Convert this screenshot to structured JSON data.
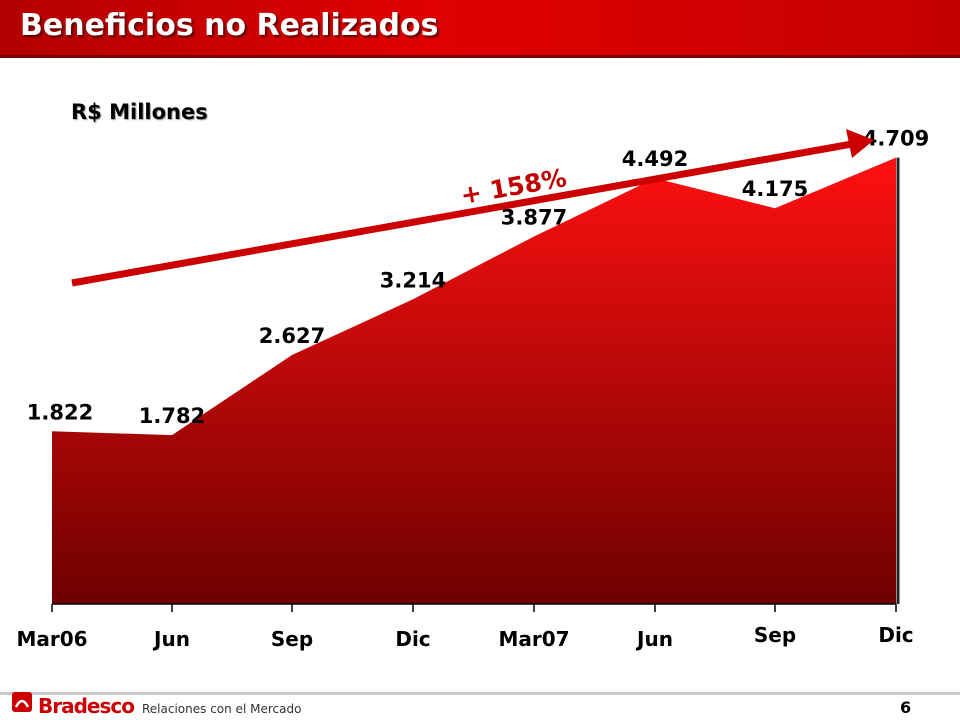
{
  "header": {
    "title": "Beneficios no Realizados"
  },
  "chart_data": {
    "type": "area",
    "title": "Beneficios no Realizados",
    "ylabel": "R$ Millones",
    "categories": [
      "Mar06",
      "Jun",
      "Sep",
      "Dic",
      "Mar07",
      "Jun",
      "Sep",
      "Dic"
    ],
    "values": [
      1822,
      1782,
      2627,
      3214,
      3877,
      4492,
      4175,
      4709
    ],
    "value_labels": [
      "1.822",
      "1.782",
      "2.627",
      "3.214",
      "3.877",
      "4.492",
      "4.175",
      "4.709"
    ],
    "ylim": [
      0,
      5000
    ],
    "annotation": "+ 158%",
    "grid": false,
    "legend": "none",
    "colors": {
      "fill_top": "#ff1010",
      "fill_bottom": "#6e0000",
      "arrow": "#cc0000"
    }
  },
  "footer": {
    "brand": "Bradesco",
    "tagline": "Relaciones con el Mercado",
    "page": "6"
  }
}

───

> **Exercise instructions**:
Pictures are not part of the copy; output everything else in the records exactly.

> **Worked solution**:
Convert this screenshot to structured JSON data.
{
  "header": {
    "title": "Beneficios no Realizados"
  },
  "chart_data": {
    "type": "area",
    "title": "Beneficios no Realizados",
    "ylabel": "R$ Millones",
    "categories": [
      "Mar06",
      "Jun",
      "Sep",
      "Dic",
      "Mar07",
      "Jun",
      "Sep",
      "Dic"
    ],
    "values": [
      1822,
      1782,
      2627,
      3214,
      3877,
      4492,
      4175,
      4709
    ],
    "value_labels": [
      "1.822",
      "1.782",
      "2.627",
      "3.214",
      "3.877",
      "4.492",
      "4.175",
      "4.709"
    ],
    "ylim": [
      0,
      5000
    ],
    "annotation": "+ 158%",
    "grid": false,
    "legend": "none",
    "colors": {
      "fill_top": "#ff1010",
      "fill_bottom": "#6e0000",
      "arrow": "#cc0000"
    }
  },
  "footer": {
    "brand": "Bradesco",
    "tagline": "Relaciones con el Mercado",
    "page": "6"
  }
}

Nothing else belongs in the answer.